*Exercise passage*:
※ ※ ※

Professional malpractice "is similar to an ordinary negligence claim except that the negligent party must be engaged in a 'profession' as defined under Florida law, and the applicable standard of care is that degree of care used by similar professionals in the community under similar circumstances." FDIC v. Kardos Appraisal & Consulting Co., No. 6:12-CV-75636, 2014 WL 235470, at *8 (M.D. Fla. 2014) (citing Moransais v. Heathman, 744 So. 2d 973, 975 (Fla. 1999)). Defendant, a licensed Certified Real Estate Appraiser in Florida, "is a professional within the meaning of § 95.11(4)(a)." FDIC ex rel. Colonial Bank v. Pearl, No. 8:12-CV-1813, 2013 WL 1405941, at *5 (M.D. Fla. 2013) (quoting Fla. Stat. § 475.611(1)(h)).

Pursuant to Fla. Stat. §475.611(1)(h) an appraiser is a professional within the meaning of §95.11(4)(a).

Defendant argues that despite the labels placed upon the various counts in the Complaint, Plaintiff is essentially bringing a claim for professional malpractice which is subject to a two-year statute of limitations. Defendant relies on several district court cases against property appraisers alleging negligence and breach of contract where the court dismissed the complaints as time-barred under the two-year statute of limitations. See, e.g. Carrington Capital Mgt., LLC v. Carr, 2:15-CV-14191H, 2015 WL 6865750 (S.D. Fla. Nov. 9, 2015); First Mutual Group, L.P. v. Klein, Case No. 14-cv-14462-Middelbrooks/Lynch, 2015 U.S. Dist. LEXIS 112703 (S.D. Fla. Jun. 19, 2015).

In Carr, Carrington sued, as it has done in this case, a property appraiser alleging the same causes of actions, as it has done here, under substantially similar circumstances. Carr argued that the statute of limitations barred all of the causes of actions because they all derived from a claim of professional negligence. The Carr court agreed and dismissed, with prejudice, Carrington's complaint finding that the two year statute of limitations applied to each of Carrington's claims. The court reasoned that all of Carrington's claims were "based on the failure of a professional acting within his professional capacity." 2015 WL 6865750 at *1-2.

In opposition, Plaintiff relies on Lehman Brothers Holdings Inc. v. Phillips, 569 Fed. Appx 814, 817 (11th Cir. 2012) for the proposition that a four-year statute of limitations applies to claims for negligent appraisals. As discussed in Carr, the Lehman Brothers case is not binding authority on this court. 2015 WL 6865750, at *2. The court in Carr noted that Lehman Brothers was unpersuasive because (1) it was not controlling on the court, (2) Florida law is the controlling authority and it mandates a two-year statute of limitations, (3) Lehman Brothers conflicts with another unpublished case, Tambourine Comercio International SA v. Solowsky, 312 Fed. Appx. 263 (11th Cir. 2009); (4) Florida principles of statutory construction dictate that when more than one statute of limitations applies to a claim, the lesser period of time applies; and (5) the persuasive value of Lehman Brothers is called into question because that case misstates Florida law on a key point. Id. at *2.

※ ※ ※

*Source data*:
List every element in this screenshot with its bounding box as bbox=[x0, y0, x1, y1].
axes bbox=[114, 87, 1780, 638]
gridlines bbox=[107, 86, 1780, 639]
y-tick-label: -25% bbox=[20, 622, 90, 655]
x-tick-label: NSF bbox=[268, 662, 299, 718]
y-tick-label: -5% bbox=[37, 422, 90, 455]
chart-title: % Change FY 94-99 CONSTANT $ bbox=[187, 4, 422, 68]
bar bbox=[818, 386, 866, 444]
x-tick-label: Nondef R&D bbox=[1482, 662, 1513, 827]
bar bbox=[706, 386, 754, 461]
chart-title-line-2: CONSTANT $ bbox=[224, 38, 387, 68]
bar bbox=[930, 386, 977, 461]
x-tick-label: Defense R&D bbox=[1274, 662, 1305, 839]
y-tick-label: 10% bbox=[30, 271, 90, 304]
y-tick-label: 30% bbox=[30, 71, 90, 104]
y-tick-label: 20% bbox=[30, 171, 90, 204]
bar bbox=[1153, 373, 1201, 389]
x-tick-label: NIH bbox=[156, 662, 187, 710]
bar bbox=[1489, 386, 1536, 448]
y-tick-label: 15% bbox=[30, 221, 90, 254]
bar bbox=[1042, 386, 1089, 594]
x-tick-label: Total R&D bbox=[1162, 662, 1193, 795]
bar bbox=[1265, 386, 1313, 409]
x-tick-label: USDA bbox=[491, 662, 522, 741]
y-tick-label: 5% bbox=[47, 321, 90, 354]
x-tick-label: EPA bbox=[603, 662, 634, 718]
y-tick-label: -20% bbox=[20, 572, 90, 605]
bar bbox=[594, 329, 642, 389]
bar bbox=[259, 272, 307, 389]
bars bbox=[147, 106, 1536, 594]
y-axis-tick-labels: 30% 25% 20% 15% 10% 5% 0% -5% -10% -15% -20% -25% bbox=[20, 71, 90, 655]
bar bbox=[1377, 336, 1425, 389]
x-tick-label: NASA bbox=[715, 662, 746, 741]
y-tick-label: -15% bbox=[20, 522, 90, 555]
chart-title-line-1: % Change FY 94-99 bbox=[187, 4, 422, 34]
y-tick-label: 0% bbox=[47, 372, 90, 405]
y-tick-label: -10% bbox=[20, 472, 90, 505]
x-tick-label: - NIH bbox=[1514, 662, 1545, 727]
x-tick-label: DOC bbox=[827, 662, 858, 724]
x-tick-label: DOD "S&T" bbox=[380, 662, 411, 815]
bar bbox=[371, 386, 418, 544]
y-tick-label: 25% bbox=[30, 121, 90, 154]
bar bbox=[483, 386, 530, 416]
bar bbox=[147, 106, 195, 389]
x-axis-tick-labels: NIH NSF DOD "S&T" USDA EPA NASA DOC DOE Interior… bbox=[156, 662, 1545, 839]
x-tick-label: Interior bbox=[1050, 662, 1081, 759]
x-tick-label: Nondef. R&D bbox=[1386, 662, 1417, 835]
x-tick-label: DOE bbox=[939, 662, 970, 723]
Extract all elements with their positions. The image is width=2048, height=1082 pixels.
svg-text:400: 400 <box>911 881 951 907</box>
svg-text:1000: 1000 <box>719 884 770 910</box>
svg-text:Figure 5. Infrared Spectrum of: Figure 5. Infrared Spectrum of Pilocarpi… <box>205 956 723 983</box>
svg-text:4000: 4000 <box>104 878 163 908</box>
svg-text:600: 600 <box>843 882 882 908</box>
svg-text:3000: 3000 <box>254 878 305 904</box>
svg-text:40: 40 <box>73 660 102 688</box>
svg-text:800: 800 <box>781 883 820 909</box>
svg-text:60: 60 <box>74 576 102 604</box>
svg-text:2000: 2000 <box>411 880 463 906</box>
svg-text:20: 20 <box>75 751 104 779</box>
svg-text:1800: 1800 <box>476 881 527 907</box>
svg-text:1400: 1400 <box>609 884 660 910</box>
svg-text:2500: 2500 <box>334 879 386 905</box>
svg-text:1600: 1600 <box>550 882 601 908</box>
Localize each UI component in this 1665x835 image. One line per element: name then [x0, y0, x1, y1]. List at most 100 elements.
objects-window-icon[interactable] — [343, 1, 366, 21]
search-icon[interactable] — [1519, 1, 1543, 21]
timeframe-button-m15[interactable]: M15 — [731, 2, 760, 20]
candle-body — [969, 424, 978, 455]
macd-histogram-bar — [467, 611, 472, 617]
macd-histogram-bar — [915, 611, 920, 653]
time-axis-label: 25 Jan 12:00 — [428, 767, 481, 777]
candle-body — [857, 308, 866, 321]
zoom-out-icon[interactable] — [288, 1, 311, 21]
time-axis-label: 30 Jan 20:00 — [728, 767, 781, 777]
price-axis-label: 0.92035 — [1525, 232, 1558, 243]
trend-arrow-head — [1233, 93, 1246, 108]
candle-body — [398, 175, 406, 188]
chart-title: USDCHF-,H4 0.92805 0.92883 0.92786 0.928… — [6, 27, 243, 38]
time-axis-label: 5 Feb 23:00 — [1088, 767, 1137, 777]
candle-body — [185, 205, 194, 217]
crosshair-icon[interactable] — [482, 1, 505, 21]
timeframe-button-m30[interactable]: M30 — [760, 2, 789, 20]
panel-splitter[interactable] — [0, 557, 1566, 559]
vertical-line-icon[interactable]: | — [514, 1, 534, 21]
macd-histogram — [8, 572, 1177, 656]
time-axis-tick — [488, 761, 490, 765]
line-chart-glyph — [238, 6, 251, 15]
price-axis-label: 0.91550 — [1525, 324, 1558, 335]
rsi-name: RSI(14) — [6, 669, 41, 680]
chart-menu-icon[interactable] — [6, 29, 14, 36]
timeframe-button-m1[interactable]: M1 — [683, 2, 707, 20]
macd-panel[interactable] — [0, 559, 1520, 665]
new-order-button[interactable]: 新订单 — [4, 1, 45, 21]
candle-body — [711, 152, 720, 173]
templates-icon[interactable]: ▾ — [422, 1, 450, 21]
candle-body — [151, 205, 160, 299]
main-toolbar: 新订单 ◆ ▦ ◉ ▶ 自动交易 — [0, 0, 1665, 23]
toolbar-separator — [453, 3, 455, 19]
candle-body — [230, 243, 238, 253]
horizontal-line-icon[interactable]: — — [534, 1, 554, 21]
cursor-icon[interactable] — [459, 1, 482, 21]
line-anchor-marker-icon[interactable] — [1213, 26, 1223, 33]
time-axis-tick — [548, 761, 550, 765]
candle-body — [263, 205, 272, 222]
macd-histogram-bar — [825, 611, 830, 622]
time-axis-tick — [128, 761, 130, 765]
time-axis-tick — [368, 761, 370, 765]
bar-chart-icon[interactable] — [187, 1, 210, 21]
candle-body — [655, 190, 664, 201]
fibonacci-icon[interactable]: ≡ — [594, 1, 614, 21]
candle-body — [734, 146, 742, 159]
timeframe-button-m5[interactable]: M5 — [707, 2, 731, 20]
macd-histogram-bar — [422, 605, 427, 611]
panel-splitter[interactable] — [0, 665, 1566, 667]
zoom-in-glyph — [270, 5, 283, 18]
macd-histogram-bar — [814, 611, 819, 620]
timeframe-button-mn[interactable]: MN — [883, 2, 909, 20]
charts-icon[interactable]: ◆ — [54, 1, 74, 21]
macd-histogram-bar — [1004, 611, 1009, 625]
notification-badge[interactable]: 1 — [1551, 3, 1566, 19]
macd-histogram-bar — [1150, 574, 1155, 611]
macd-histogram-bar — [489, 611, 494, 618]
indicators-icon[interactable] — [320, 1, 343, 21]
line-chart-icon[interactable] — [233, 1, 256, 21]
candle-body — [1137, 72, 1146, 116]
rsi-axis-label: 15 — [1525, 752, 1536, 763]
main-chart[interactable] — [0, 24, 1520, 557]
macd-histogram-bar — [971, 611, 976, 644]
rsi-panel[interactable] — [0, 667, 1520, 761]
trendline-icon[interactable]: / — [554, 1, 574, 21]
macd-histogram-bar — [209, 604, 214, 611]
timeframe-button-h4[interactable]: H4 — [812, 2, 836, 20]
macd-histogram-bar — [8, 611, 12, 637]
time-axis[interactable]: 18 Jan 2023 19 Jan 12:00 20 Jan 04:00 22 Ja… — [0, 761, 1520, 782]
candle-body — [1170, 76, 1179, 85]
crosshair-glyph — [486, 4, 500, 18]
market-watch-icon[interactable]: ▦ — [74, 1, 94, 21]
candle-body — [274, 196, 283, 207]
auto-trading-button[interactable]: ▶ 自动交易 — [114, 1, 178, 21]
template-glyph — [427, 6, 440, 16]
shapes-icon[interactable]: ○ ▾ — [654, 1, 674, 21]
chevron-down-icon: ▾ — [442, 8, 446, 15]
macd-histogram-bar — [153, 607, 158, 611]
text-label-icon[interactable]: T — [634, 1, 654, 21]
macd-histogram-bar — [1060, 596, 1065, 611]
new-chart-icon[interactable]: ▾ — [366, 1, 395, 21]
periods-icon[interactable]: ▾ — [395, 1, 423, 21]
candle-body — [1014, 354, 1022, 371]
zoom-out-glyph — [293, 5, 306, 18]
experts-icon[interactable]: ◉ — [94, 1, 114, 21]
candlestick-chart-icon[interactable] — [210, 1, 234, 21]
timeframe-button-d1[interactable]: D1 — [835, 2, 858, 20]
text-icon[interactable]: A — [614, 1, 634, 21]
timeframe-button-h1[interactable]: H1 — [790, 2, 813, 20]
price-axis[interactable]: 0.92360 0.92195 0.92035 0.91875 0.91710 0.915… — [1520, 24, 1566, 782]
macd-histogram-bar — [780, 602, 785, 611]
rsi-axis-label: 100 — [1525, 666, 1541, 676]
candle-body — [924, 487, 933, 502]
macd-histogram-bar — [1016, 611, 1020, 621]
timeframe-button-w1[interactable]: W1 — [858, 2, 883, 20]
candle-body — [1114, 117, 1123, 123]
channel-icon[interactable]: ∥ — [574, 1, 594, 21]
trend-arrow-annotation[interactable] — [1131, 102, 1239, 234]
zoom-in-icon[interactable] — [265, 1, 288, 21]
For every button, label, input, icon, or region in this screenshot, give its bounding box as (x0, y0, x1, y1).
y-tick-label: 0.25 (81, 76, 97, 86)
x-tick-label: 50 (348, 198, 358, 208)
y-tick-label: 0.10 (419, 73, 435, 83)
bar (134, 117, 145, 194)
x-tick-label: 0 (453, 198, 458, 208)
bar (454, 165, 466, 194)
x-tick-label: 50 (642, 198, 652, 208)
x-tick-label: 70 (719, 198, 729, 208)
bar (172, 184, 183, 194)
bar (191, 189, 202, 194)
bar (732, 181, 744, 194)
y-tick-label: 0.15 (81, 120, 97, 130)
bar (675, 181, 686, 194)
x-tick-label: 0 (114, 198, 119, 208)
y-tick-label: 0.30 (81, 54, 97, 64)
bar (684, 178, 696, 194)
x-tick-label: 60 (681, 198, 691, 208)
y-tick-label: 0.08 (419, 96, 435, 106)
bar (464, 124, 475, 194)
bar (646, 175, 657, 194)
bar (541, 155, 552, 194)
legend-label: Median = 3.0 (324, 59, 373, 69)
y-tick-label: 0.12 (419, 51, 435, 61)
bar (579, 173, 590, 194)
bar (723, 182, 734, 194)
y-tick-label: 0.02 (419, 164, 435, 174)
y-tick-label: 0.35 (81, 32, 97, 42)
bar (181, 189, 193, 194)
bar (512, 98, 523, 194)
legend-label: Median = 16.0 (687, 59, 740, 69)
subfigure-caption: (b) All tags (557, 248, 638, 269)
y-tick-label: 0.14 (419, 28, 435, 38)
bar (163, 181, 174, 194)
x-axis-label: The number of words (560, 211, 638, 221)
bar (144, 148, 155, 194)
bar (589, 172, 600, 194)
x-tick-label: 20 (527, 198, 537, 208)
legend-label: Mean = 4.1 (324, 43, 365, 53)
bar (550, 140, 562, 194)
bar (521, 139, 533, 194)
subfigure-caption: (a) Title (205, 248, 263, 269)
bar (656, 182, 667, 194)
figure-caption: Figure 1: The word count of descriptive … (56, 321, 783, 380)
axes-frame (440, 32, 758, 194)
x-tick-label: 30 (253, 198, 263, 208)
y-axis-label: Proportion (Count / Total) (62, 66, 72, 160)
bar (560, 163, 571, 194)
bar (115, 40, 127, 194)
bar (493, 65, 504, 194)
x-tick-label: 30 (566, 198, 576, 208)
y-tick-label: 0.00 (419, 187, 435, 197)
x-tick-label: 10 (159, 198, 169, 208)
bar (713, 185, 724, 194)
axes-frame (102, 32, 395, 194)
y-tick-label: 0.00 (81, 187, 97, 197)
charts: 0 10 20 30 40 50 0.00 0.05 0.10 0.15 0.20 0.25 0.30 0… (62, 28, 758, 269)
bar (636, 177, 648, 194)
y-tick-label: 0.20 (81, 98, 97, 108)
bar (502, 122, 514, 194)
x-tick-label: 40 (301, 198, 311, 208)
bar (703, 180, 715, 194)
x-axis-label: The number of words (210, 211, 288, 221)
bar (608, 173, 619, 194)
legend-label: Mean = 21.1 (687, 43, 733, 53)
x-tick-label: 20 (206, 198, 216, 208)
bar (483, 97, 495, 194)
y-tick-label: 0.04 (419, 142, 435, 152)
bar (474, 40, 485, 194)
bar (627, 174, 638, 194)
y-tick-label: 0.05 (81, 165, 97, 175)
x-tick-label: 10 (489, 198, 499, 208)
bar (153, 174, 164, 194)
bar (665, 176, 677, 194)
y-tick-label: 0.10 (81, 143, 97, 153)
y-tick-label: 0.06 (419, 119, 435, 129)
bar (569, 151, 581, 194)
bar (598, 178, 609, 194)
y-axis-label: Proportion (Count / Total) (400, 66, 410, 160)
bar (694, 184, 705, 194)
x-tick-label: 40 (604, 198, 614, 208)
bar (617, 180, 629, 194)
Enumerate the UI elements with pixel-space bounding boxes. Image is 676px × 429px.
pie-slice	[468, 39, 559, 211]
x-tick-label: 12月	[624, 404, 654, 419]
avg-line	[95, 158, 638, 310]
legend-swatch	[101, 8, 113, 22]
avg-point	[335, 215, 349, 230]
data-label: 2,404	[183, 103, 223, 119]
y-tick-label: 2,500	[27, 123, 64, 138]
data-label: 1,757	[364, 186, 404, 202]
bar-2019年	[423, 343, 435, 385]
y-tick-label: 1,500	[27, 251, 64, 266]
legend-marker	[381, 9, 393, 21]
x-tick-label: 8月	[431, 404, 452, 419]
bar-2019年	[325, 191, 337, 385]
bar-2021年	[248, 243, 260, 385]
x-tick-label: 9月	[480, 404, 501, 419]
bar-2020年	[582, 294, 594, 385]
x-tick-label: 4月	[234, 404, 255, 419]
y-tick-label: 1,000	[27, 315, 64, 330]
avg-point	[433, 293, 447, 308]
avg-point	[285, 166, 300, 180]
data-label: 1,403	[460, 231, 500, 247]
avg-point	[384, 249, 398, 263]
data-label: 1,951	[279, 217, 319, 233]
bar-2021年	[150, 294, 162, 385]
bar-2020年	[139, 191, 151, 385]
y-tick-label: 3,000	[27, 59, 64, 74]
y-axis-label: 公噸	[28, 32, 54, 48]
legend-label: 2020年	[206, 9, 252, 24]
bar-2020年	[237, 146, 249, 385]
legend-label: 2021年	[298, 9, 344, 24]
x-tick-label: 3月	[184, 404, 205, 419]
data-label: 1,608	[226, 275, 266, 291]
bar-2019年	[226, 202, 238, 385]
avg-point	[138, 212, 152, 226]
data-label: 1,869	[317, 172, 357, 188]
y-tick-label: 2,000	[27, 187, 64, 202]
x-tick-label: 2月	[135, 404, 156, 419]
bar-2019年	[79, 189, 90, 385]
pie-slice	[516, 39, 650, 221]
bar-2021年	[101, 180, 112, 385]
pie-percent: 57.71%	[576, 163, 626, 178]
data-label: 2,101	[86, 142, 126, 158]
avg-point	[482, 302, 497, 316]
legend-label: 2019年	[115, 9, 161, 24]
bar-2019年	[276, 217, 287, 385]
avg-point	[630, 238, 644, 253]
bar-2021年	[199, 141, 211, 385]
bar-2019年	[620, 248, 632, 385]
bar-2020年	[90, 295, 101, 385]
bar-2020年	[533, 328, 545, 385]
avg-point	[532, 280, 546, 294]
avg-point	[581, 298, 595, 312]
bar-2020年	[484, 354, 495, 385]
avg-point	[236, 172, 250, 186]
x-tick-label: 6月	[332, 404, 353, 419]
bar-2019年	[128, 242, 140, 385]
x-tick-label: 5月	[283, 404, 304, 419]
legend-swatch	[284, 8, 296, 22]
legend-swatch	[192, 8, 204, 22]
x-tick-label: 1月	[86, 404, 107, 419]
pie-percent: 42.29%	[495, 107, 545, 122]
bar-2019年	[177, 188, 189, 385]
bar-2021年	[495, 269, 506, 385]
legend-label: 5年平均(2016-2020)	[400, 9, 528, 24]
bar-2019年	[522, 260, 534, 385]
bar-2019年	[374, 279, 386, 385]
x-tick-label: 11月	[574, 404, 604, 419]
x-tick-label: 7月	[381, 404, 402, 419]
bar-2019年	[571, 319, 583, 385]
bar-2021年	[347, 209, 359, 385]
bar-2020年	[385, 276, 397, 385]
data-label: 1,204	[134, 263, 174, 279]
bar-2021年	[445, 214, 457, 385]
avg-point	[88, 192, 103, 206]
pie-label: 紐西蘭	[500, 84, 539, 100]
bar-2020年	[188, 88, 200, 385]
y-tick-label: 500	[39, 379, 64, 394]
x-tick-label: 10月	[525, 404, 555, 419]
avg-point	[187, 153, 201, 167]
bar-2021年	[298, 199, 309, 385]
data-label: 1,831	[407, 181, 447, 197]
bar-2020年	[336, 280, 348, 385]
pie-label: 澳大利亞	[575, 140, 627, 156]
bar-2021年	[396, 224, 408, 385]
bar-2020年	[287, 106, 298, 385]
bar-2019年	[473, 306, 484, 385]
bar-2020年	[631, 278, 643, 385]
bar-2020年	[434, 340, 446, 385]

※ ※ ※

*The task*:
Summarize the excerpt above on malpractice claims against appraisers in three sentences.

*Answer for this exercise*:
Under Florida law an appraiser is a professional, and professional malpractice resembles ordinary negligence except that the standard of care is that used by similar professionals in the community under similar circumstances. Defendant argues that, whatever the counts are labeled, Plaintiff is essentially bringing a professional malpractice claim subject to a two-year statute of limitations, relying on cases such as Carr, where a court dismissed with prejudice Carrington's similar claims against a property appraiser as time-barred. Plaintiff relies on Lehman Brothers for a four-year period, but the Carr court found that case unpersuasive, noting among other reasons that it is not controlling, that Florida law mandates a two-year period, and that the lesser period applies when more than one statute of limitations applies.